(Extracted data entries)

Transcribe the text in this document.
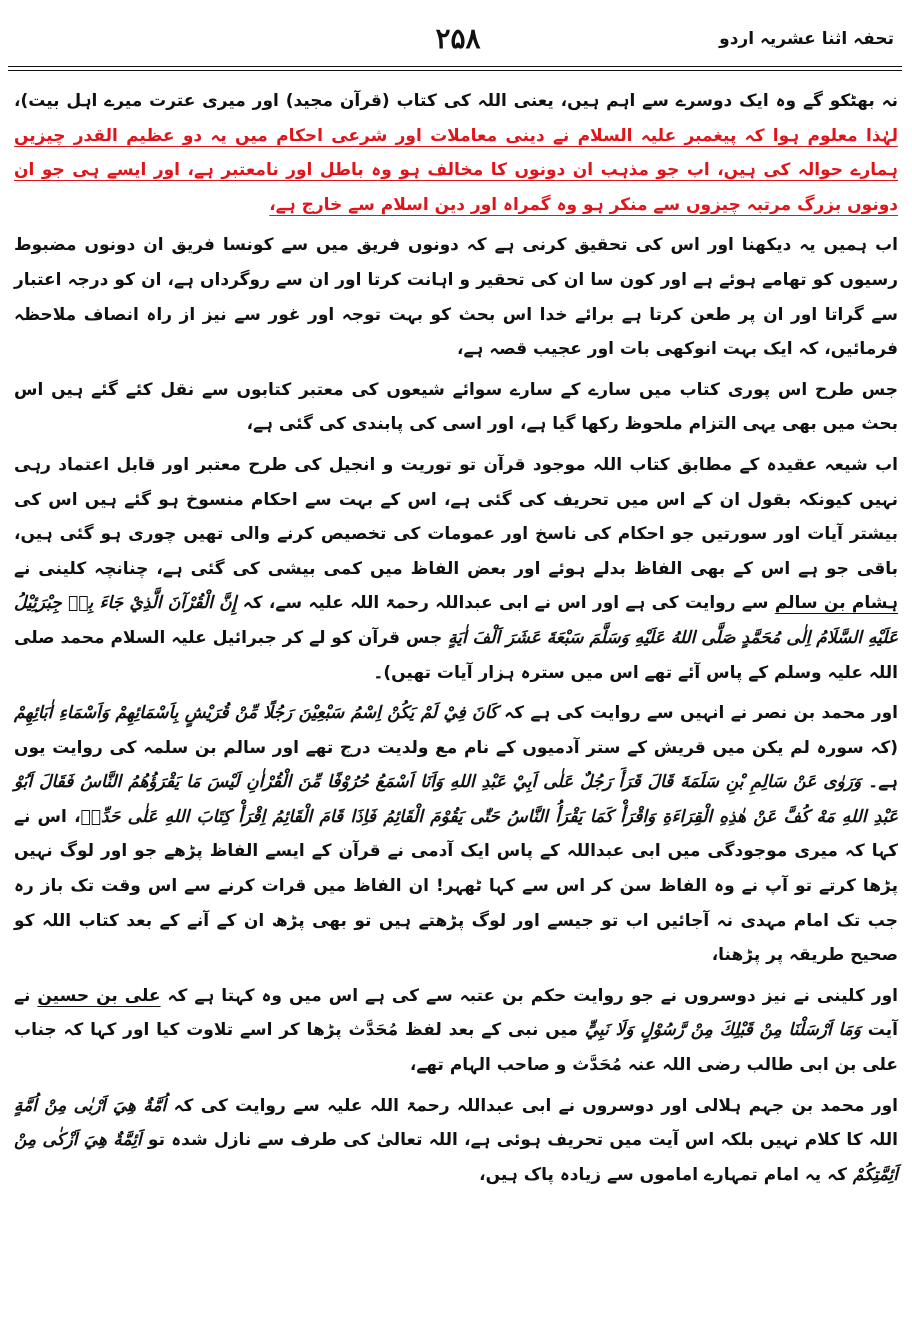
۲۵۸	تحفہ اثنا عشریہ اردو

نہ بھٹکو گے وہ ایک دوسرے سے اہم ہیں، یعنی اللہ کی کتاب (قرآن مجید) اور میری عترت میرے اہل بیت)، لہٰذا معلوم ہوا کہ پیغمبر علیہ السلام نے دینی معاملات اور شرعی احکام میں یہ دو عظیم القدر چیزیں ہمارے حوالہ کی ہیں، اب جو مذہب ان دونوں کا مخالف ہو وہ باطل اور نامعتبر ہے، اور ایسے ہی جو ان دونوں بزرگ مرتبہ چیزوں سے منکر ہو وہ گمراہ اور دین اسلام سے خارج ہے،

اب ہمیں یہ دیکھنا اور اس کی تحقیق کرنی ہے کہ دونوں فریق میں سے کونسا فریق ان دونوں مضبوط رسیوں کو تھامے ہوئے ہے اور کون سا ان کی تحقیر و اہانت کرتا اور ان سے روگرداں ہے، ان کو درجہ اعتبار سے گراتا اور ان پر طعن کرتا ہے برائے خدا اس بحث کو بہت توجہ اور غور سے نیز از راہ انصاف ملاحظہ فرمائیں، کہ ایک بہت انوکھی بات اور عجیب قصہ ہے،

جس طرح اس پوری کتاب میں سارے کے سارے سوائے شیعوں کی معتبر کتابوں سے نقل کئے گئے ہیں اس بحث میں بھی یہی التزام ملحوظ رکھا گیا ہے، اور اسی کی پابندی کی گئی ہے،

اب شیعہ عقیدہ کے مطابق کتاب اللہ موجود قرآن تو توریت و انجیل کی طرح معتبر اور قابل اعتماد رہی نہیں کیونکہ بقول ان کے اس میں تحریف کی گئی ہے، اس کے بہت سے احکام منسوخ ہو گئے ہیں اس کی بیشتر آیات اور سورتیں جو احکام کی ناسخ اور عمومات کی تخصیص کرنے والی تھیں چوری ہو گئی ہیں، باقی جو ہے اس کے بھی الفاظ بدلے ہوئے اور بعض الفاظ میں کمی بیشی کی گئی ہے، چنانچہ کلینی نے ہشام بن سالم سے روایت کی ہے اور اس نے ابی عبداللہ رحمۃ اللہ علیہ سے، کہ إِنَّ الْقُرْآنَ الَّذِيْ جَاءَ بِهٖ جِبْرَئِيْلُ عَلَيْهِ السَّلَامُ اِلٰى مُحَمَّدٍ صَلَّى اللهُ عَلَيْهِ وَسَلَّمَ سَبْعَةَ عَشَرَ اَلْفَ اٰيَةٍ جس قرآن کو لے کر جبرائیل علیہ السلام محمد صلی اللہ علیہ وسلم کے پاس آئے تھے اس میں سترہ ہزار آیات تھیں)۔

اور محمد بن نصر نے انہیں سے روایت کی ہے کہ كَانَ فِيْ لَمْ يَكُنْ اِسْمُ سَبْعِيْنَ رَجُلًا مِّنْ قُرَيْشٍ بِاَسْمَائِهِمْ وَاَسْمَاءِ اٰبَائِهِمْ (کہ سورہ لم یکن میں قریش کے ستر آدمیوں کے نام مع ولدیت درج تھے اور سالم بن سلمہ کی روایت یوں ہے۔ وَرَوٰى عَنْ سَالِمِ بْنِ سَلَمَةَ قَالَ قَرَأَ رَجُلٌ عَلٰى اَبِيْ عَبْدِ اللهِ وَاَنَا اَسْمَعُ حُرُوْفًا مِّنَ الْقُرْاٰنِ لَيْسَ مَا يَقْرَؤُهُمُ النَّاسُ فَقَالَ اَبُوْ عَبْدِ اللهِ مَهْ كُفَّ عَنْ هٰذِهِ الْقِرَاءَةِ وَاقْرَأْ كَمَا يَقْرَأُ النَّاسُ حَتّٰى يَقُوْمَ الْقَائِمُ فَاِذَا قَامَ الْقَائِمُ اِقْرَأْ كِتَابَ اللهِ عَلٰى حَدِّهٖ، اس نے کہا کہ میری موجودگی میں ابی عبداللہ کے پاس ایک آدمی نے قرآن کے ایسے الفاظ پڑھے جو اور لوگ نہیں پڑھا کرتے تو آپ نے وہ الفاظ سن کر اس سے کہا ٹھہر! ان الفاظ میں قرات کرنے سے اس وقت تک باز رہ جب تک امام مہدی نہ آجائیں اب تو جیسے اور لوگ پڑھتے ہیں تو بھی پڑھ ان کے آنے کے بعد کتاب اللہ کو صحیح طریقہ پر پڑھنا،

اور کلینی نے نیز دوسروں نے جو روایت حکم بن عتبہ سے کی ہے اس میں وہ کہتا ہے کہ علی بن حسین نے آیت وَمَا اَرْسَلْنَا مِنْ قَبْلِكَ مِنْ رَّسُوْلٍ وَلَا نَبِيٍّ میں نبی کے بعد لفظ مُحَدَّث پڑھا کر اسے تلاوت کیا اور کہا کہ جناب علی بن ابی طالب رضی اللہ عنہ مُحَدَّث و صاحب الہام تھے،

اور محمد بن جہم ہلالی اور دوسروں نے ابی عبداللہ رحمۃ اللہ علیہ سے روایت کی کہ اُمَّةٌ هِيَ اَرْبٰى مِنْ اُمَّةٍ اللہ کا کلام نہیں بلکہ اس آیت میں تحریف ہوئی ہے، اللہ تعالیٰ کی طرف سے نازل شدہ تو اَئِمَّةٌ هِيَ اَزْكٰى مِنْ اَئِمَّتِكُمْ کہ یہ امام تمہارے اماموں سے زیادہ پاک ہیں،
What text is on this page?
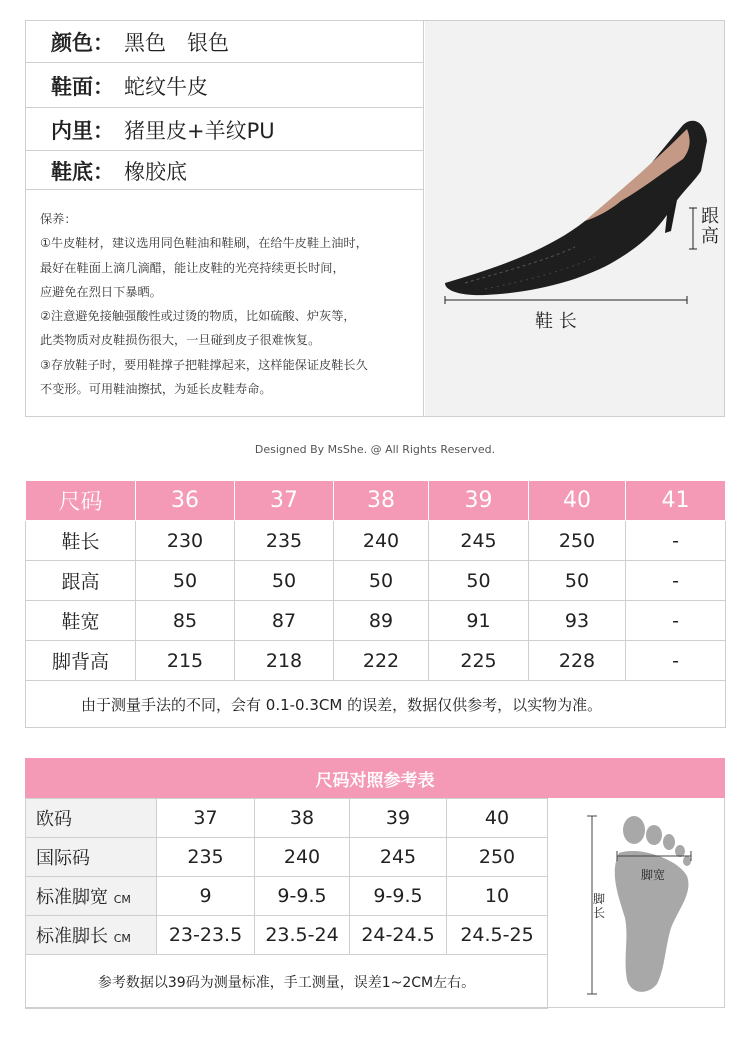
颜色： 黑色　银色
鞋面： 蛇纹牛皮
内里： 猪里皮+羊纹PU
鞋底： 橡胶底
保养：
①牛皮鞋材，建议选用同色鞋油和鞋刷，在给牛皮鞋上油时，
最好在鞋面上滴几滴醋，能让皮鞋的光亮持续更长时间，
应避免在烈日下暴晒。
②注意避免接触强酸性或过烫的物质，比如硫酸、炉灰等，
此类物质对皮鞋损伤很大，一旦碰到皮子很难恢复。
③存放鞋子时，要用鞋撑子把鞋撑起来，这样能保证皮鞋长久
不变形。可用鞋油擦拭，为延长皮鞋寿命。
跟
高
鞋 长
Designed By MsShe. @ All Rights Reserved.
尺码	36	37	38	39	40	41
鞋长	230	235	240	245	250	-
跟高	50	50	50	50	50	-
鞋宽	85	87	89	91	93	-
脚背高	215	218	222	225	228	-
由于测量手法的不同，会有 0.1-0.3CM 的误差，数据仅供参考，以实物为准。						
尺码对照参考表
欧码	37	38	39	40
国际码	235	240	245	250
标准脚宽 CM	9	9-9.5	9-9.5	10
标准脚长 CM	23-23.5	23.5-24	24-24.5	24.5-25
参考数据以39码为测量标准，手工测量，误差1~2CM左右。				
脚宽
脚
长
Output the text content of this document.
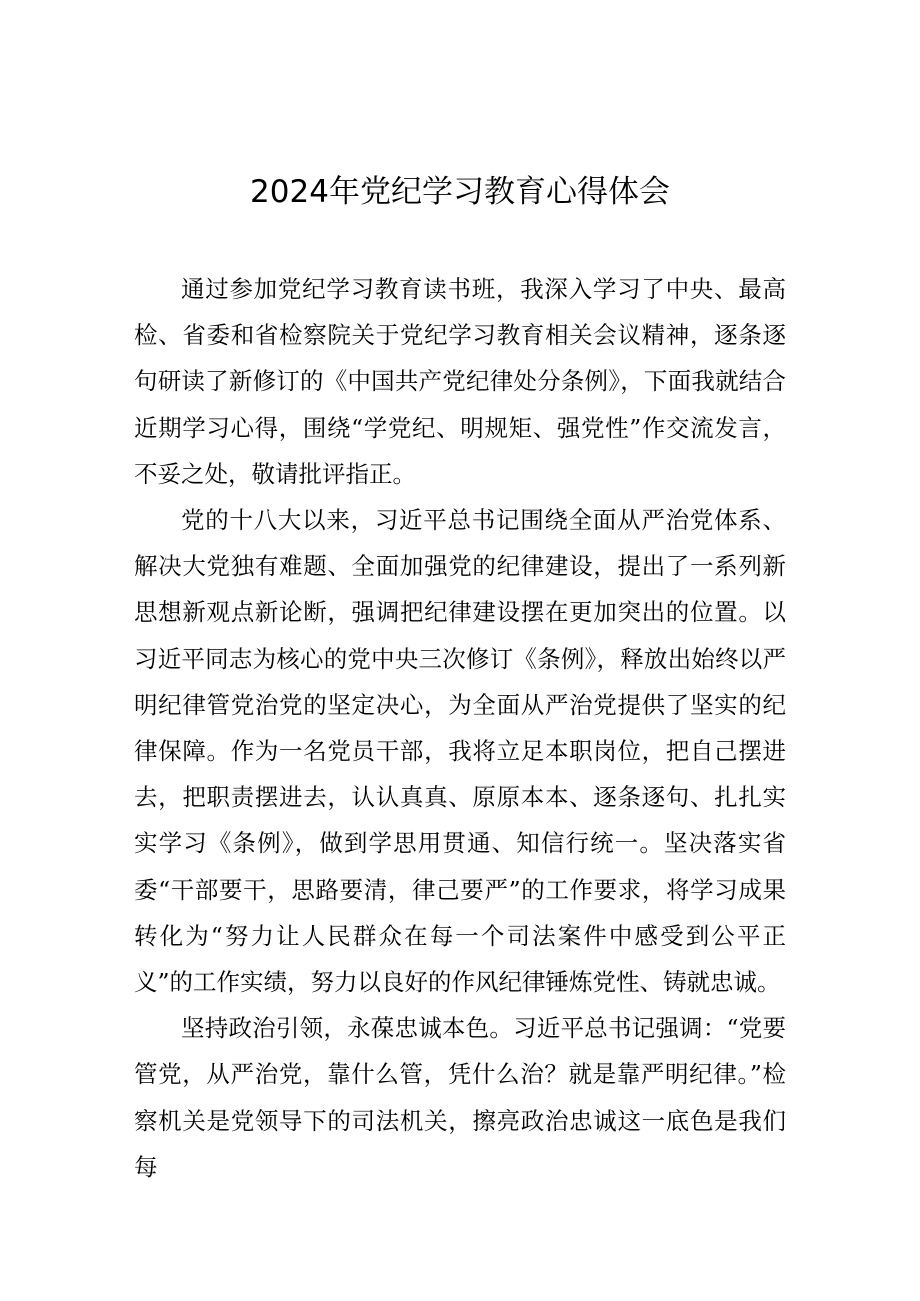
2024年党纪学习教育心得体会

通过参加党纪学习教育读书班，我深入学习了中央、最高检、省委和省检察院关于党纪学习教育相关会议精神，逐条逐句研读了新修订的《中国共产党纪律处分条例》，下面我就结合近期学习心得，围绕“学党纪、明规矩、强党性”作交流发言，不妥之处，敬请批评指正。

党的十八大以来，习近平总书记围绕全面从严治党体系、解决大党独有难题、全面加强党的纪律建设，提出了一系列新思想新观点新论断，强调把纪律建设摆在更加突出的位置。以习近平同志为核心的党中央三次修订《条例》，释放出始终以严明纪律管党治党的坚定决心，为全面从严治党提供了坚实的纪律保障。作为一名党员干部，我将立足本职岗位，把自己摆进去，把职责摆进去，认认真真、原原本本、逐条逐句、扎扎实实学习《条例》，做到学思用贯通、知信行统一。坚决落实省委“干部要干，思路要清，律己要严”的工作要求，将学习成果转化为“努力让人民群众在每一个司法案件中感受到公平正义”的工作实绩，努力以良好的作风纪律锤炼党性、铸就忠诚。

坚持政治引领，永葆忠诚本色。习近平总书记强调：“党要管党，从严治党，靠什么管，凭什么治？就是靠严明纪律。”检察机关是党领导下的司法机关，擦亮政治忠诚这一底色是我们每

* Task
Find and copy every line in the entries above where the string "document" occurs.

* Correct result
Transcribe the text in this document.
Output the text content of this document.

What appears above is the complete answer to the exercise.